══ EXERCISE MATERIAL
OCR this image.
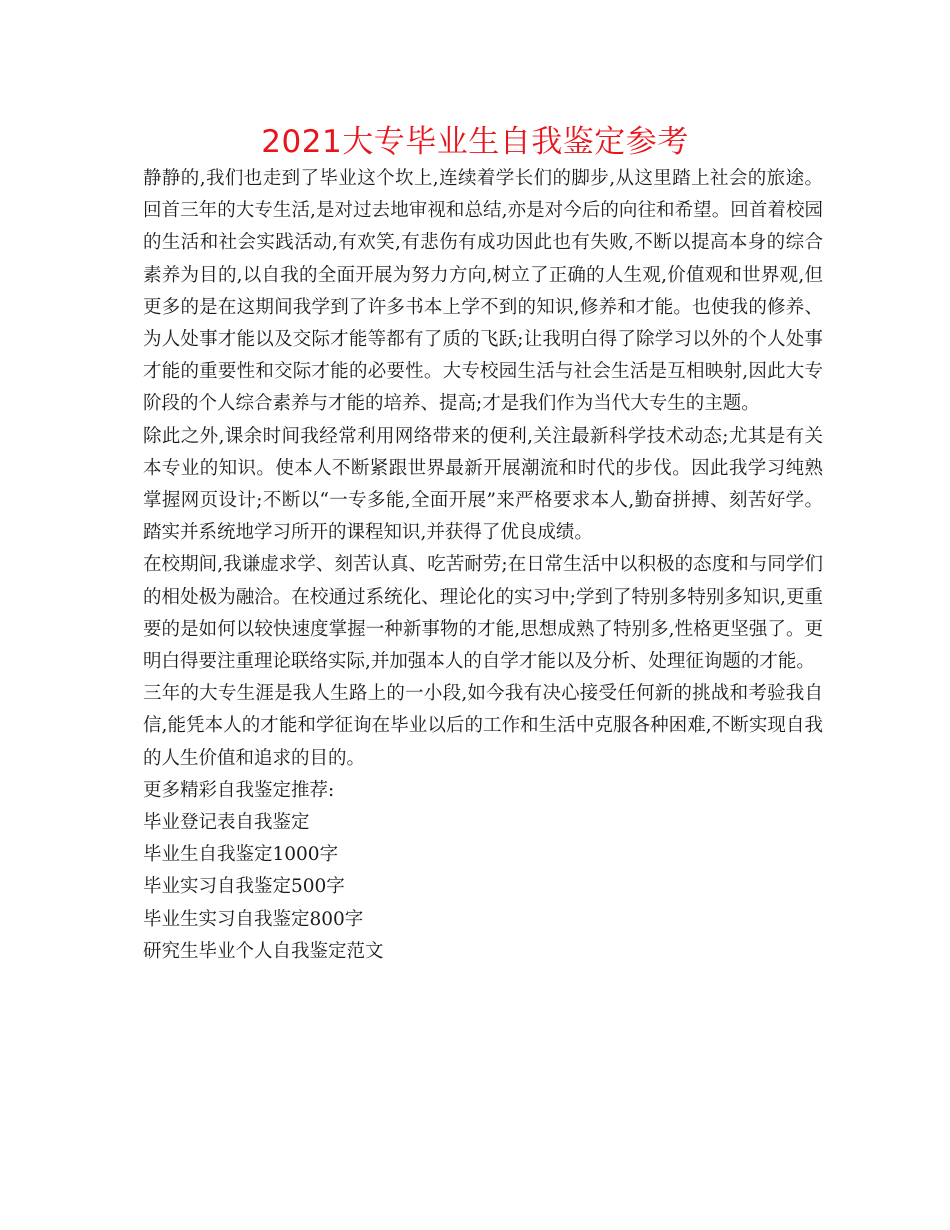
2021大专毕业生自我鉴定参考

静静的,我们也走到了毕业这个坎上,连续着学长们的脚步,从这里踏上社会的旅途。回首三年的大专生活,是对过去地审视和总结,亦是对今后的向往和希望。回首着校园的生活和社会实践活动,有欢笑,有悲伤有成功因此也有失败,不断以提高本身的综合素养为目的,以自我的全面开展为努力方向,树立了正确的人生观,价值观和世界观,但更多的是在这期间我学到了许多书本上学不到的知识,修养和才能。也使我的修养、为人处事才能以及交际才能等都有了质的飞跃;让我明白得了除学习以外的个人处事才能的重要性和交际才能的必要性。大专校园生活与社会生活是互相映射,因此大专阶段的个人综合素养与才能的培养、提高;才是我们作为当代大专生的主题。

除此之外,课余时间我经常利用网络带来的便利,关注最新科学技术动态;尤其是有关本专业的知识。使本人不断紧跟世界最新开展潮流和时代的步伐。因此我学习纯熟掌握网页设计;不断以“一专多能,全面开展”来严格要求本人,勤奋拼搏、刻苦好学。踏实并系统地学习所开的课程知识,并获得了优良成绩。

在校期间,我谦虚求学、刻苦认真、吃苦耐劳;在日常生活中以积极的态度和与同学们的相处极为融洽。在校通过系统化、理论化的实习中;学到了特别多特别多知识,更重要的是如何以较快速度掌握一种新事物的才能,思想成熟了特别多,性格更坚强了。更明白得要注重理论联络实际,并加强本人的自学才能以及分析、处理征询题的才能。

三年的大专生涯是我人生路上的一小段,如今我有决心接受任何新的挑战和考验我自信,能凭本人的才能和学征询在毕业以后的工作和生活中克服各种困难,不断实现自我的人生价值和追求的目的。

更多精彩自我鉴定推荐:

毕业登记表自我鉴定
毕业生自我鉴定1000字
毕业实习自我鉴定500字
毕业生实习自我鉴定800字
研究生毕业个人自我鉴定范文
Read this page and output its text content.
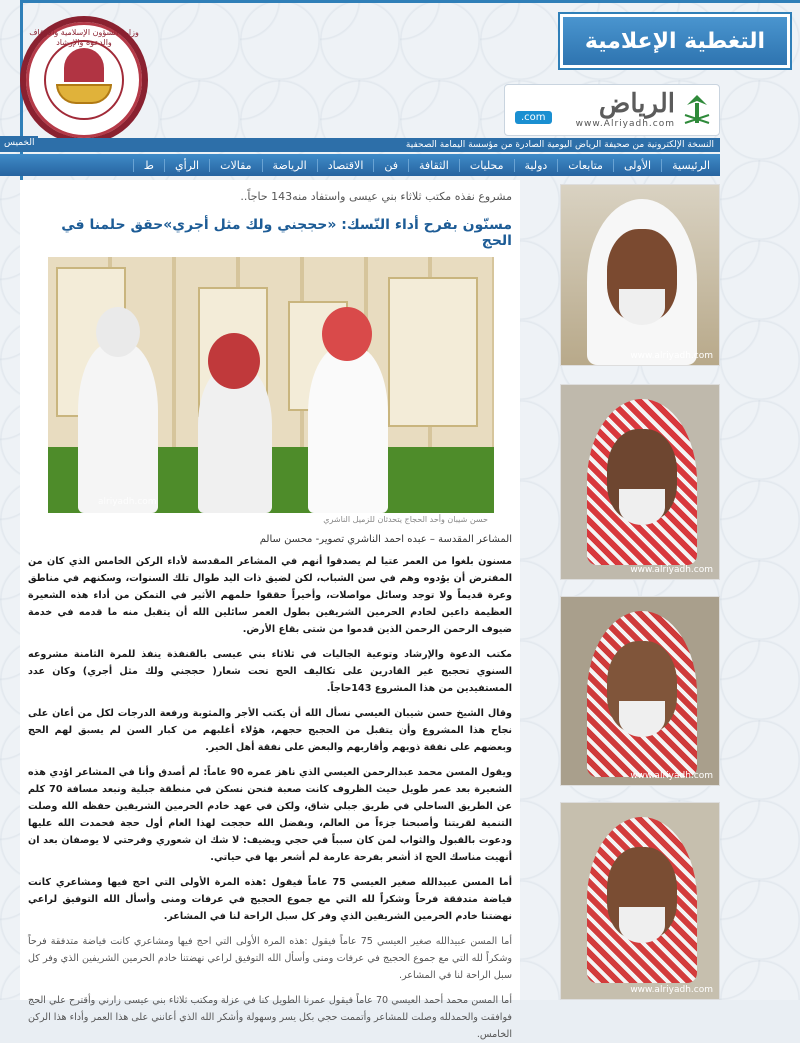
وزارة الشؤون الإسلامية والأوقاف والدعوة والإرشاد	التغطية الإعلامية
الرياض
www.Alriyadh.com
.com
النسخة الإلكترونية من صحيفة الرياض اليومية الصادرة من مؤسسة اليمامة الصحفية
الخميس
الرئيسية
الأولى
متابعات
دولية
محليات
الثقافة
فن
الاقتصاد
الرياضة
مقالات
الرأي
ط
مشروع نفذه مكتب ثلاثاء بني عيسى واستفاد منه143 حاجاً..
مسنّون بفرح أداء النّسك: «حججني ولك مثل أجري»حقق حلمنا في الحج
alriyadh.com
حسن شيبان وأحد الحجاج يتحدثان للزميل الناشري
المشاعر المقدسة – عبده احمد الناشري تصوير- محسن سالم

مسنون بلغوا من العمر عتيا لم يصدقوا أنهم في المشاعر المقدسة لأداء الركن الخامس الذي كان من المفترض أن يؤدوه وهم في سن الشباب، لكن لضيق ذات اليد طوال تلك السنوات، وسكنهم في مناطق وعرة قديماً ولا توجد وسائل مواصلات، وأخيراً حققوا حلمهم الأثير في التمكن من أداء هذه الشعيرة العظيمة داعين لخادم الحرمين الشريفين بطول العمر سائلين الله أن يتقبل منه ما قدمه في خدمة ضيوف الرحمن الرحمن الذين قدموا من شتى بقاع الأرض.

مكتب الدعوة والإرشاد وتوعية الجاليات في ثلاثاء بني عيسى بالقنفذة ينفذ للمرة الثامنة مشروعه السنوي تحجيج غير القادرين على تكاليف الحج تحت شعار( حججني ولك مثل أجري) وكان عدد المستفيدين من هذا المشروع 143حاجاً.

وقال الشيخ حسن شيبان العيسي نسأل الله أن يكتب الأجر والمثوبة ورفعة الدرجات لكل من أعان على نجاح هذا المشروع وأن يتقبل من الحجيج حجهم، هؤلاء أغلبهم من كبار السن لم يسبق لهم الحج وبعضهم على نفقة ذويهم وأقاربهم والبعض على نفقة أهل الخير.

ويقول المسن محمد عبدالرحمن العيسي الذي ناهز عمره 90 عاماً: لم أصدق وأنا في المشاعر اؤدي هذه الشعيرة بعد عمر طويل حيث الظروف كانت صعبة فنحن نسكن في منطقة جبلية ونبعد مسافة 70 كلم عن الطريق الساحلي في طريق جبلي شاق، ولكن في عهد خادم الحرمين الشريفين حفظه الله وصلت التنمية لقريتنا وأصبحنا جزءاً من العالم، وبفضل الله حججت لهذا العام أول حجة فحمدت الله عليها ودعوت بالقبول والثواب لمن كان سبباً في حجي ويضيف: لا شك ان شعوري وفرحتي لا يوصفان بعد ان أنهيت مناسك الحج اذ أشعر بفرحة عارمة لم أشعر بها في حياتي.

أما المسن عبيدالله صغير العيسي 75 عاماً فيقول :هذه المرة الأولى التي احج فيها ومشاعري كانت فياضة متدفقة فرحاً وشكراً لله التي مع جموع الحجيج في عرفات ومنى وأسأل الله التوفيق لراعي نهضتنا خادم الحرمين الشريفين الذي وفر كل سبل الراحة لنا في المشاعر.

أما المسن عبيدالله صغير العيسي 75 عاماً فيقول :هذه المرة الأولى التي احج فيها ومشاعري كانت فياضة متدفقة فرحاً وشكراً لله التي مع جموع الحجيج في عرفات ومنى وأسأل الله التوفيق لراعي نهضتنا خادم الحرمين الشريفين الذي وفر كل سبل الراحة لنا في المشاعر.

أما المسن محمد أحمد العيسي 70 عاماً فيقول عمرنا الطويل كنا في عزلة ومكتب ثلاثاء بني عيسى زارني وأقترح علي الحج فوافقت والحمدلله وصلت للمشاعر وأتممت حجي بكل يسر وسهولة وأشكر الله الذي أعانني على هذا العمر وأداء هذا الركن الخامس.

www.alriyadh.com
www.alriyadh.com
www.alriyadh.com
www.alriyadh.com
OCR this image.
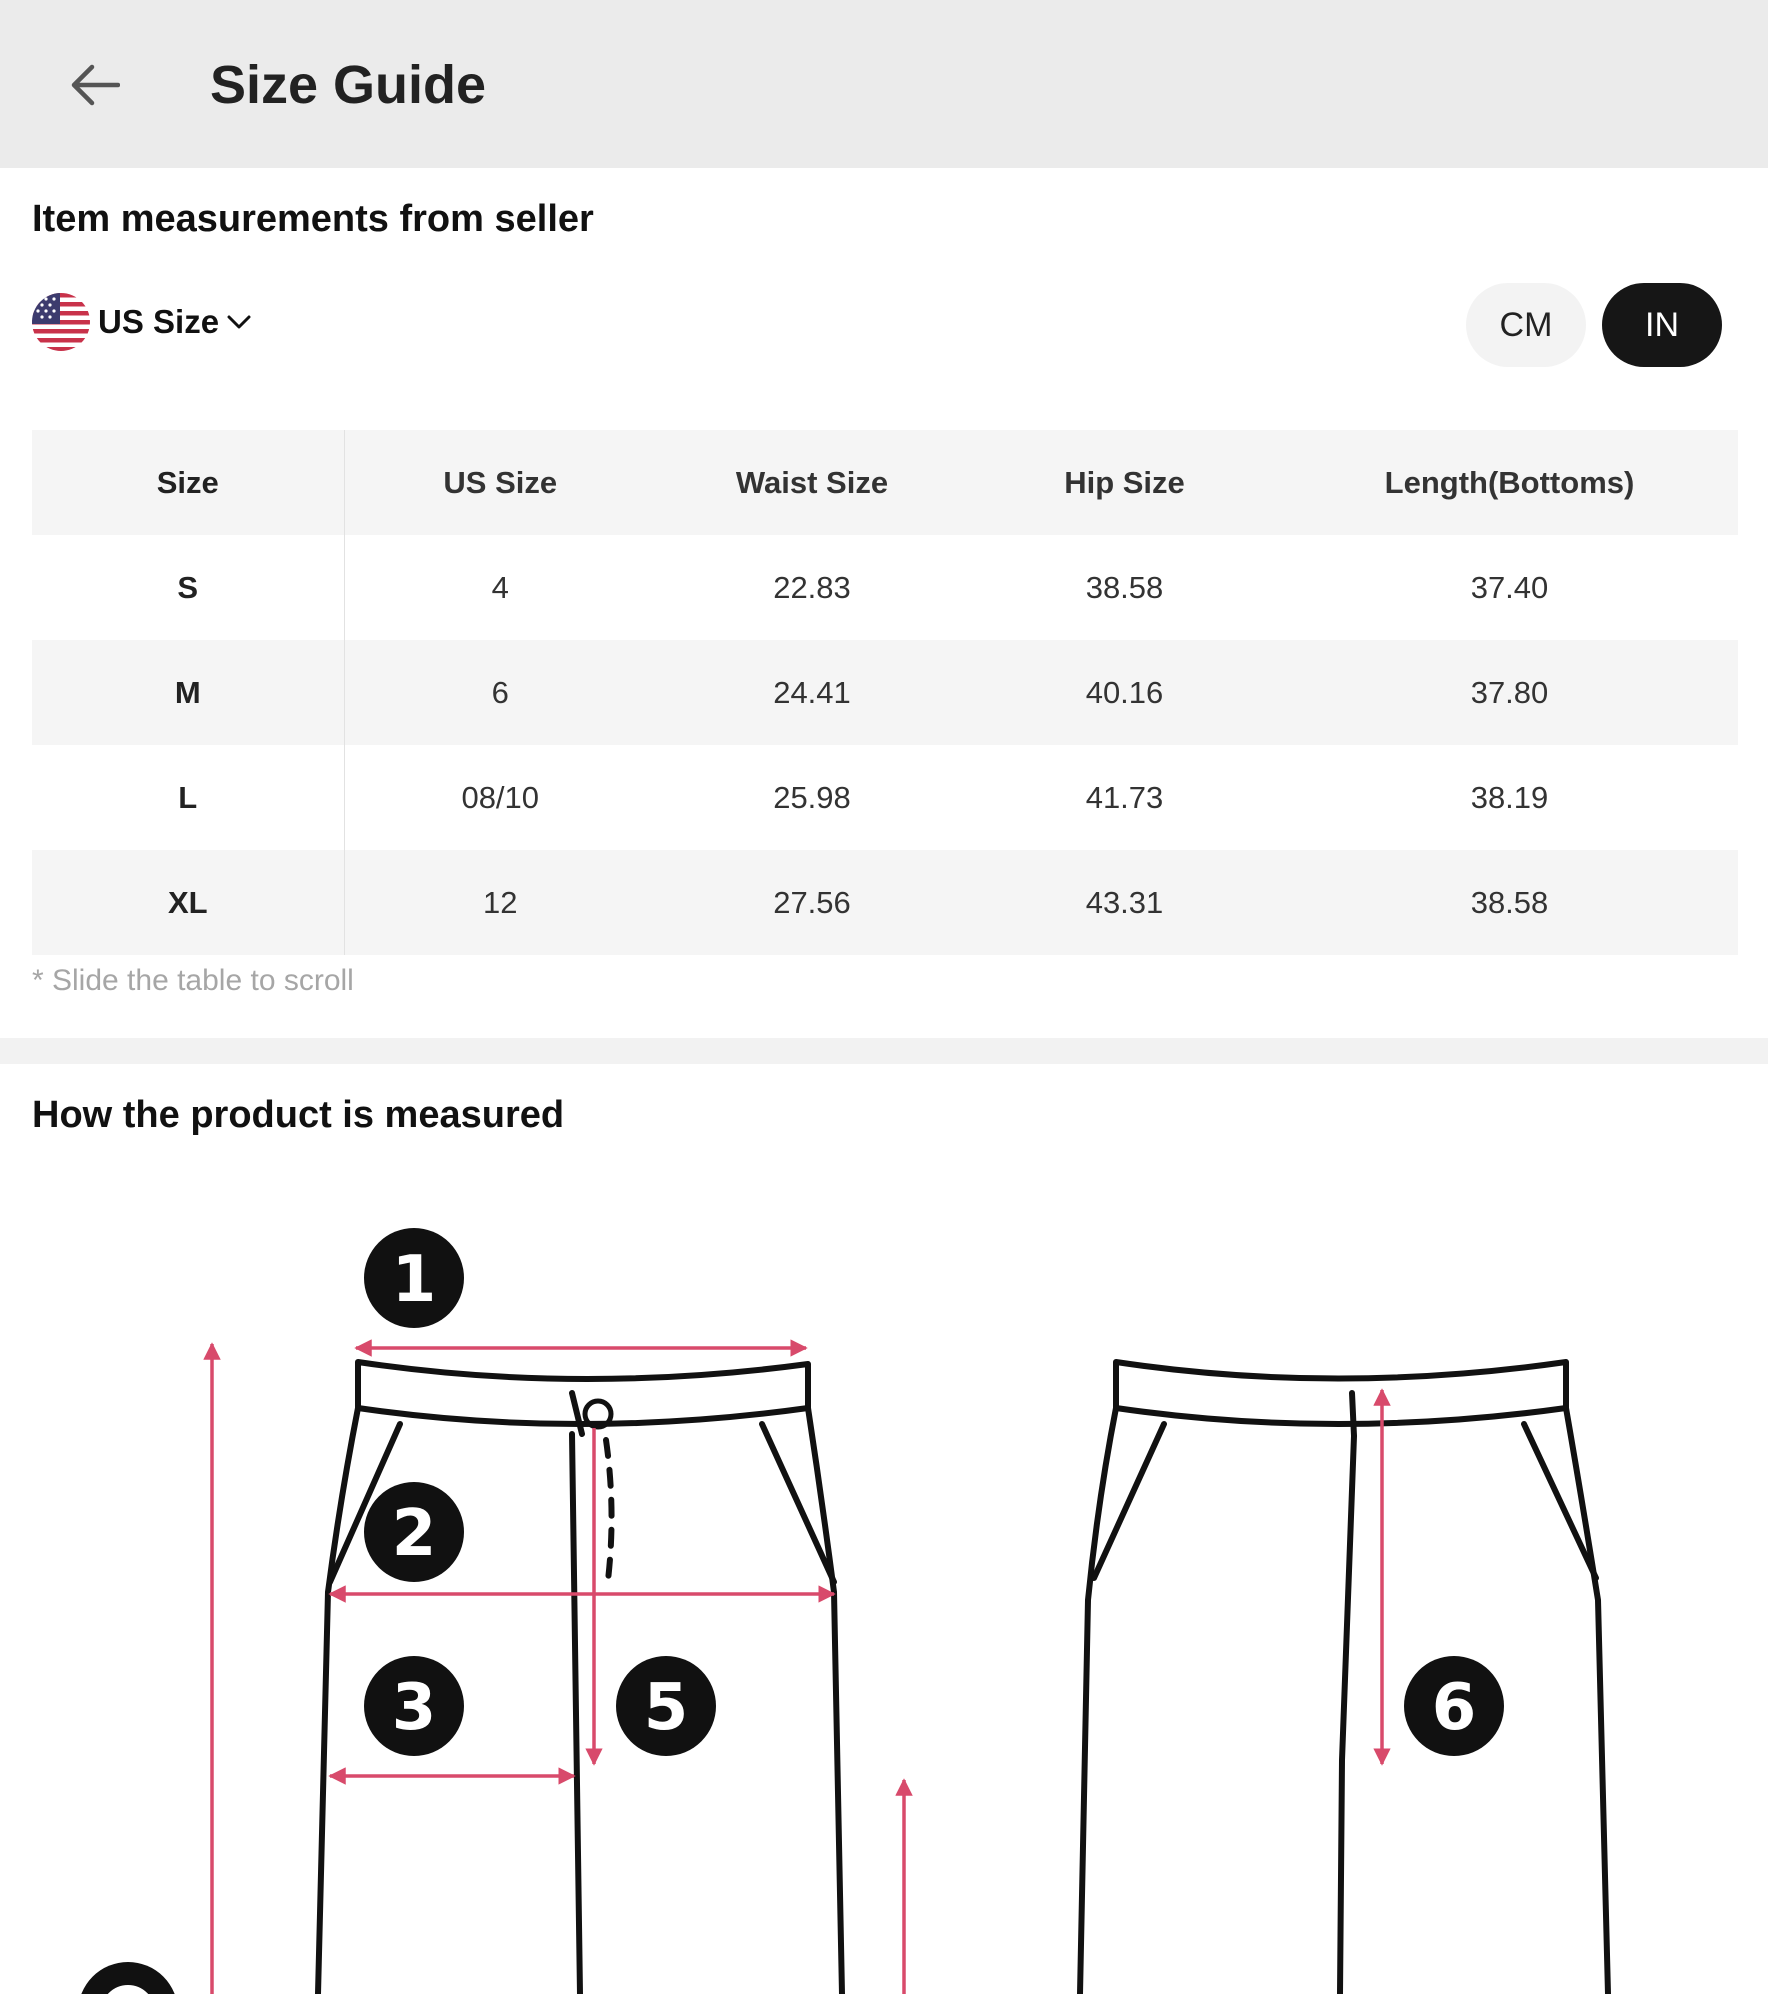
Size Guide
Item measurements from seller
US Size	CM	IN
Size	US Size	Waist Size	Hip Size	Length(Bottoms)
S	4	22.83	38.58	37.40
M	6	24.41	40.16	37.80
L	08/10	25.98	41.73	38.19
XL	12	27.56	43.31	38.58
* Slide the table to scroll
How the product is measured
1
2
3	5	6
════
**EXERCISE DESCRIPTION**
All of the material above is to be copied exactly, except for its images.

**SOLUTION**
OCR this image.
2021大专毕业生自我鉴定参考

静静的,我们也走到了毕业这个坎上,连续着学长们的脚步,从这里踏上社会的旅途。回首三年的大专生活,是对过去地审视和总结,亦是对今后的向往和希望。回首着校园的生活和社会实践活动,有欢笑,有悲伤有成功因此也有失败,不断以提高本身的综合素养为目的,以自我的全面开展为努力方向,树立了正确的人生观,价值观和世界观,但更多的是在这期间我学到了许多书本上学不到的知识,修养和才能。也使我的修养、为人处事才能以及交际才能等都有了质的飞跃;让我明白得了除学习以外的个人处事才能的重要性和交际才能的必要性。大专校园生活与社会生活是互相映射,因此大专阶段的个人综合素养与才能的培养、提高;才是我们作为当代大专生的主题。

除此之外,课余时间我经常利用网络带来的便利,关注最新科学技术动态;尤其是有关本专业的知识。使本人不断紧跟世界最新开展潮流和时代的步伐。因此我学习纯熟掌握网页设计;不断以“一专多能,全面开展”来严格要求本人,勤奋拼搏、刻苦好学。踏实并系统地学习所开的课程知识,并获得了优良成绩。

在校期间,我谦虚求学、刻苦认真、吃苦耐劳;在日常生活中以积极的态度和与同学们的相处极为融洽。在校通过系统化、理论化的实习中;学到了特别多特别多知识,更重要的是如何以较快速度掌握一种新事物的才能,思想成熟了特别多,性格更坚强了。更明白得要注重理论联络实际,并加强本人的自学才能以及分析、处理征询题的才能。

三年的大专生涯是我人生路上的一小段,如今我有决心接受任何新的挑战和考验我自信,能凭本人的才能和学征询在毕业以后的工作和生活中克服各种困难,不断实现自我的人生价值和追求的目的。

更多精彩自我鉴定推荐:

毕业登记表自我鉴定
毕业生自我鉴定1000字
毕业实习自我鉴定500字
毕业生实习自我鉴定800字
研究生毕业个人自我鉴定范文
Read this page and output its text content.
وزارة الشؤون الإسلامية والأوقاف والدعوة والإرشاد	التغطية الإعلامية
الرياض
www.Alriyadh.com
.com
النسخة الإلكترونية من صحيفة الرياض اليومية الصادرة من مؤسسة اليمامة الصحفية
الخميس
الرئيسية
الأولى
متابعات
دولية
محليات
الثقافة
فن
الاقتصاد
الرياضة
مقالات
الرأي
ط
مشروع نفذه مكتب ثلاثاء بني عيسى واستفاد منه143 حاجاً..
مسنّون بفرح أداء النّسك: «حججني ولك مثل أجري»حقق حلمنا في الحج
alriyadh.com
حسن شيبان وأحد الحجاج يتحدثان للزميل الناشري
المشاعر المقدسة – عبده احمد الناشري تصوير- محسن سالم

مسنون بلغوا من العمر عتيا لم يصدقوا أنهم في المشاعر المقدسة لأداء الركن الخامس الذي كان من المفترض أن يؤدوه وهم في سن الشباب، لكن لضيق ذات اليد طوال تلك السنوات، وسكنهم في مناطق وعرة قديماً ولا توجد وسائل مواصلات، وأخيراً حققوا حلمهم الأثير في التمكن من أداء هذه الشعيرة العظيمة داعين لخادم الحرمين الشريفين بطول العمر سائلين الله أن يتقبل منه ما قدمه في خدمة ضيوف الرحمن الرحمن الذين قدموا من شتى بقاع الأرض.

مكتب الدعوة والإرشاد وتوعية الجاليات في ثلاثاء بني عيسى بالقنفذة ينفذ للمرة الثامنة مشروعه السنوي تحجيج غير القادرين على تكاليف الحج تحت شعار( حججني ولك مثل أجري) وكان عدد المستفيدين من هذا المشروع 143حاجاً.

وقال الشيخ حسن شيبان العيسي نسأل الله أن يكتب الأجر والمثوبة ورفعة الدرجات لكل من أعان على نجاح هذا المشروع وأن يتقبل من الحجيج حجهم، هؤلاء أغلبهم من كبار السن لم يسبق لهم الحج وبعضهم على نفقة ذويهم وأقاربهم والبعض على نفقة أهل الخير.

ويقول المسن محمد عبدالرحمن العيسي الذي ناهز عمره 90 عاماً: لم أصدق وأنا في المشاعر اؤدي هذه الشعيرة بعد عمر طويل حيث الظروف كانت صعبة فنحن نسكن في منطقة جبلية ونبعد مسافة 70 كلم عن الطريق الساحلي في طريق جبلي شاق، ولكن في عهد خادم الحرمين الشريفين حفظه الله وصلت التنمية لقريتنا وأصبحنا جزءاً من العالم، وبفضل الله حججت لهذا العام أول حجة فحمدت الله عليها ودعوت بالقبول والثواب لمن كان سبباً في حجي ويضيف: لا شك ان شعوري وفرحتي لا يوصفان بعد ان أنهيت مناسك الحج اذ أشعر بفرحة عارمة لم أشعر بها في حياتي.

أما المسن عبيدالله صغير العيسي 75 عاماً فيقول :هذه المرة الأولى التي احج فيها ومشاعري كانت فياضة متدفقة فرحاً وشكراً لله التي مع جموع الحجيج في عرفات ومنى وأسأل الله التوفيق لراعي نهضتنا خادم الحرمين الشريفين الذي وفر كل سبل الراحة لنا في المشاعر.

أما المسن عبيدالله صغير العيسي 75 عاماً فيقول :هذه المرة الأولى التي احج فيها ومشاعري كانت فياضة متدفقة فرحاً وشكراً لله التي مع جموع الحجيج في عرفات ومنى وأسأل الله التوفيق لراعي نهضتنا خادم الحرمين الشريفين الذي وفر كل سبل الراحة لنا في المشاعر.

أما المسن محمد أحمد العيسي 70 عاماً فيقول عمرنا الطويل كنا في عزلة ومكتب ثلاثاء بني عيسى زارني وأقترح علي الحج فوافقت والحمدلله وصلت للمشاعر وأتممت حجي بكل يسر وسهولة وأشكر الله الذي أعانني على هذا العمر وأداء هذا الركن الخامس.

www.alriyadh.com
www.alriyadh.com
www.alriyadh.com
www.alriyadh.com
OCR this image.
Size Guide
Item measurements from seller
US Size	CM	IN
Size	US Size	Waist Size	Hip Size	Length(Bottoms)
S	4	22.83	38.58	37.40
M	6	24.41	40.16	37.80
L	08/10	25.98	41.73	38.19
XL	12	27.56	43.31	38.58
* Slide the table to scroll
How the product is measured
1
2
3	5	6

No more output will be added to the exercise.